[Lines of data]
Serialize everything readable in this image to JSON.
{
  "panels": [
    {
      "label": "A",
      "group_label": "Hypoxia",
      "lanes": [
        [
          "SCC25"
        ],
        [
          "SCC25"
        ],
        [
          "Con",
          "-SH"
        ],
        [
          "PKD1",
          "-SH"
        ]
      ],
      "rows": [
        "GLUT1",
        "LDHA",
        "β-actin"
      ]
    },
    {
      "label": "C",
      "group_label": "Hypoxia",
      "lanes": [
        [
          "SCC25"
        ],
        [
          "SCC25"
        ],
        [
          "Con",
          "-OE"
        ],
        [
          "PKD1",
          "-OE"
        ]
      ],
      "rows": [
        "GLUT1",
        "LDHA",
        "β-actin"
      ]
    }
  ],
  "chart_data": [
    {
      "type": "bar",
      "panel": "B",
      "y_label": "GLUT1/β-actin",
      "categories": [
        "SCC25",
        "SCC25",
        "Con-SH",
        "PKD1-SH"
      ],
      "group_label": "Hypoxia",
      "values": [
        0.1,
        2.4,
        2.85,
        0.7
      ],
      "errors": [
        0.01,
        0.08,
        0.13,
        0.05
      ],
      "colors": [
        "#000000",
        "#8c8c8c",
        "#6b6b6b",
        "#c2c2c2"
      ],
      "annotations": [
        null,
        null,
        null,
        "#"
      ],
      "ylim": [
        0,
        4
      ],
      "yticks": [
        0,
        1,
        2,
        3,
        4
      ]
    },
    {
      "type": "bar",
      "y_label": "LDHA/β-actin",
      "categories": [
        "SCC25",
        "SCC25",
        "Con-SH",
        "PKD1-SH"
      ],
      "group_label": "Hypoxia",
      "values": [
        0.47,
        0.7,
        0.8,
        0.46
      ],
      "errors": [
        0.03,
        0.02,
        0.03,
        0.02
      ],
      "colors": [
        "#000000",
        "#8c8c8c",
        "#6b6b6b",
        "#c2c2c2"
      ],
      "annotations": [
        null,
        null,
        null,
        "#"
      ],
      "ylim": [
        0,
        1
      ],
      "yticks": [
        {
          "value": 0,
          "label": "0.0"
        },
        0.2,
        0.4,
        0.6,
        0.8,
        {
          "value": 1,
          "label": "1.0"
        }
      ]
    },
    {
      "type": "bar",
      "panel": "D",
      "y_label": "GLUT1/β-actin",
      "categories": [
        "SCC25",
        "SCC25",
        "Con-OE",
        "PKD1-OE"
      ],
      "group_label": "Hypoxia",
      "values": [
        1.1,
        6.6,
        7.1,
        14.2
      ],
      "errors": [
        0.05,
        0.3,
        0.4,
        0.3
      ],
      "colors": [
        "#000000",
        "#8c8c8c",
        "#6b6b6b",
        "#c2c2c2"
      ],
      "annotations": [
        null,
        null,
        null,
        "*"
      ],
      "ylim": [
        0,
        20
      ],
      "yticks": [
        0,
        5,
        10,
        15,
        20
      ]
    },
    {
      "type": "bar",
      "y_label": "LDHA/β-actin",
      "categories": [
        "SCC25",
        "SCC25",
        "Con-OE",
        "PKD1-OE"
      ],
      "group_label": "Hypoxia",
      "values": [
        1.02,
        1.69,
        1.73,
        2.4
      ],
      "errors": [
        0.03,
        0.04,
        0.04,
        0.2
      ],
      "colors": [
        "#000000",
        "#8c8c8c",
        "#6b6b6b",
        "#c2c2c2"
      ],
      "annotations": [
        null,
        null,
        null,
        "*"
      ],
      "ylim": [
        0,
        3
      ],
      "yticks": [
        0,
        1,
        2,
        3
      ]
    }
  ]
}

[WHAT TO PRODUCE]: The whole listing above needs to be written out again exactly.

[RESULT OF THE EXERCISE]:
Serialize everything readable in this image to JSON.
{
  "panels": [
    {
      "label": "A",
      "group_label": "Hypoxia",
      "lanes": [
        [
          "SCC25"
        ],
        [
          "SCC25"
        ],
        [
          "Con",
          "-SH"
        ],
        [
          "PKD1",
          "-SH"
        ]
      ],
      "rows": [
        "GLUT1",
        "LDHA",
        "β-actin"
      ]
    },
    {
      "label": "C",
      "group_label": "Hypoxia",
      "lanes": [
        [
          "SCC25"
        ],
        [
          "SCC25"
        ],
        [
          "Con",
          "-OE"
        ],
        [
          "PKD1",
          "-OE"
        ]
      ],
      "rows": [
        "GLUT1",
        "LDHA",
        "β-actin"
      ]
    }
  ],
  "chart_data": [
    {
      "type": "bar",
      "panel": "B",
      "y_label": "GLUT1/β-actin",
      "categories": [
        "SCC25",
        "SCC25",
        "Con-SH",
        "PKD1-SH"
      ],
      "group_label": "Hypoxia",
      "values": [
        0.1,
        2.4,
        2.85,
        0.7
      ],
      "errors": [
        0.01,
        0.08,
        0.13,
        0.05
      ],
      "colors": [
        "#000000",
        "#8c8c8c",
        "#6b6b6b",
        "#c2c2c2"
      ],
      "annotations": [
        null,
        null,
        null,
        "#"
      ],
      "ylim": [
        0,
        4
      ],
      "yticks": [
        0,
        1,
        2,
        3,
        4
      ]
    },
    {
      "type": "bar",
      "y_label": "LDHA/β-actin",
      "categories": [
        "SCC25",
        "SCC25",
        "Con-SH",
        "PKD1-SH"
      ],
      "group_label": "Hypoxia",
      "values": [
        0.47,
        0.7,
        0.8,
        0.46
      ],
      "errors": [
        0.03,
        0.02,
        0.03,
        0.02
      ],
      "colors": [
        "#000000",
        "#8c8c8c",
        "#6b6b6b",
        "#c2c2c2"
      ],
      "annotations": [
        null,
        null,
        null,
        "#"
      ],
      "ylim": [
        0,
        1
      ],
      "yticks": [
        {
          "value": 0,
          "label": "0.0"
        },
        0.2,
        0.4,
        0.6,
        0.8,
        {
          "value": 1,
          "label": "1.0"
        }
      ]
    },
    {
      "type": "bar",
      "panel": "D",
      "y_label": "GLUT1/β-actin",
      "categories": [
        "SCC25",
        "SCC25",
        "Con-OE",
        "PKD1-OE"
      ],
      "group_label": "Hypoxia",
      "values": [
        1.1,
        6.6,
        7.1,
        14.2
      ],
      "errors": [
        0.05,
        0.3,
        0.4,
        0.3
      ],
      "colors": [
        "#000000",
        "#8c8c8c",
        "#6b6b6b",
        "#c2c2c2"
      ],
      "annotations": [
        null,
        null,
        null,
        "*"
      ],
      "ylim": [
        0,
        20
      ],
      "yticks": [
        0,
        5,
        10,
        15,
        20
      ]
    },
    {
      "type": "bar",
      "y_label": "LDHA/β-actin",
      "categories": [
        "SCC25",
        "SCC25",
        "Con-OE",
        "PKD1-OE"
      ],
      "group_label": "Hypoxia",
      "values": [
        1.02,
        1.69,
        1.73,
        2.4
      ],
      "errors": [
        0.03,
        0.04,
        0.04,
        0.2
      ],
      "colors": [
        "#000000",
        "#8c8c8c",
        "#6b6b6b",
        "#c2c2c2"
      ],
      "annotations": [
        null,
        null,
        null,
        "*"
      ],
      "ylim": [
        0,
        3
      ],
      "yticks": [
        0,
        1,
        2,
        3
      ]
    }
  ]
}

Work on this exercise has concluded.